▶ EXERCISE PROMPT:
Work through the data line by line, gathering every line that has the word "resolution".

▶ EXCERPTED RECORDS:
>> BEGIN

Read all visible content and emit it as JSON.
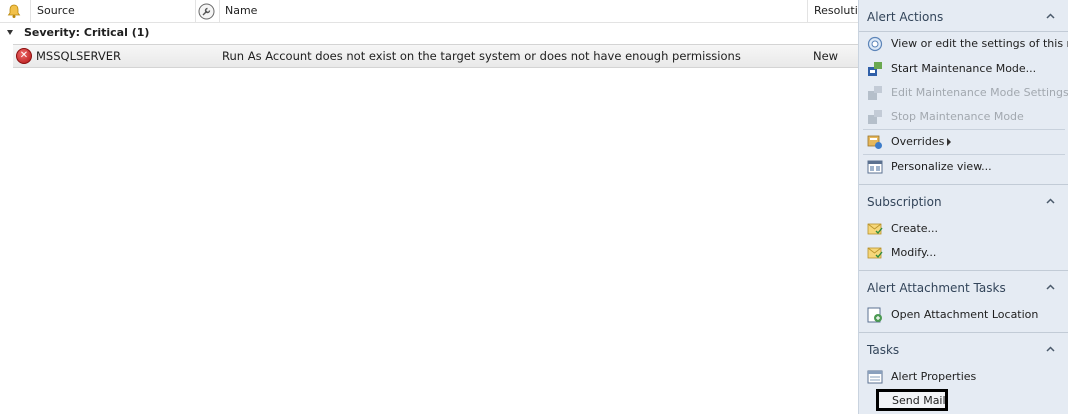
{
  "grid": {
    "columns": {
      "source": "Source",
      "name": "Name",
      "resolution": "Resolutio"
    },
    "group_label": "Severity: Critical (1)",
    "rows": [
      {
        "source": "MSSQLSERVER",
        "name": "Run As Account does not exist on the target system or does not have enough permissions",
        "resolution": "New",
        "severity_icon": "critical-icon"
      }
    ]
  },
  "task_pane": {
    "alert_actions": {
      "title": "Alert Actions",
      "items": [
        {
          "label": "View or edit the settings of this rule",
          "icon": "rule-settings-icon",
          "enabled": true
        },
        {
          "label": "Start Maintenance Mode...",
          "icon": "maintenance-icon",
          "enabled": true
        },
        {
          "label": "Edit Maintenance Mode Settings...",
          "icon": "maintenance-edit-icon",
          "enabled": false
        },
        {
          "label": "Stop Maintenance Mode",
          "icon": "maintenance-stop-icon",
          "enabled": false
        },
        {
          "label": "Overrides",
          "icon": "overrides-icon",
          "enabled": true
        },
        {
          "label": "Personalize view...",
          "icon": "personalize-icon",
          "enabled": true
        }
      ]
    },
    "subscription": {
      "title": "Subscription",
      "items": [
        {
          "label": "Create...",
          "icon": "subscription-create-icon"
        },
        {
          "label": "Modify...",
          "icon": "subscription-modify-icon"
        }
      ]
    },
    "attachment_tasks": {
      "title": "Alert Attachment Tasks",
      "items": [
        {
          "label": "Open Attachment Location",
          "icon": "attachment-location-icon"
        }
      ]
    },
    "tasks": {
      "title": "Tasks",
      "items": [
        {
          "label": "Alert Properties",
          "icon": "properties-icon"
        },
        {
          "label": "Send Mail",
          "icon": ""
        }
      ]
    }
  },
  "colors": {
    "pane_background": "#e5ebf3",
    "disabled_text": "#a2a8af",
    "critical": "#c0392b"
  }
}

>> END

▶ EXERCISE RESULT:
      "resolution": "Resolutio"
        "resolution": "New",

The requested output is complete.